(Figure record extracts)

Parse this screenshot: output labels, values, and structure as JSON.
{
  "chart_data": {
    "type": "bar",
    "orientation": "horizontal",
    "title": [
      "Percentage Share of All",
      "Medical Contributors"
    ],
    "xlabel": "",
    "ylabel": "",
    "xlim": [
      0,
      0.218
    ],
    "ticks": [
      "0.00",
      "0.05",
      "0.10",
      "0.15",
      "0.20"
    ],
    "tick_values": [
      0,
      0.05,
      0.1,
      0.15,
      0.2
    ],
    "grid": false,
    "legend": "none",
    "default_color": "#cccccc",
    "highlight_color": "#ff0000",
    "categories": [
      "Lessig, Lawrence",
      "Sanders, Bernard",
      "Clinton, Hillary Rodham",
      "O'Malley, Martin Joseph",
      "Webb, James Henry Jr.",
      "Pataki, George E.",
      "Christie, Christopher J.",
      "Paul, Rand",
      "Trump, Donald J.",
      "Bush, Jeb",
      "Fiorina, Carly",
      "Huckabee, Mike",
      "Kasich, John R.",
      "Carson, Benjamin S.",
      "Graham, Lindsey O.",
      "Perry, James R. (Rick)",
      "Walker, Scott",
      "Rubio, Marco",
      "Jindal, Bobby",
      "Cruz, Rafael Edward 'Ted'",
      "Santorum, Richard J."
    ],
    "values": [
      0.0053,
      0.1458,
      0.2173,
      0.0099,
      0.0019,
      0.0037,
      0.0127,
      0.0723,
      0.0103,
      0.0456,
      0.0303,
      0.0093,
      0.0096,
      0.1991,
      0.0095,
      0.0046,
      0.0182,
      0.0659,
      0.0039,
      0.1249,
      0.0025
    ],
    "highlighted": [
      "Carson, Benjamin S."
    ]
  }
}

• **Requirement**:
Check each line above for the word "Carson" and copy the ones that have it.

• **Answer for the task**:
      "Carson, Benjamin S.",
      "Carson, Benjamin S."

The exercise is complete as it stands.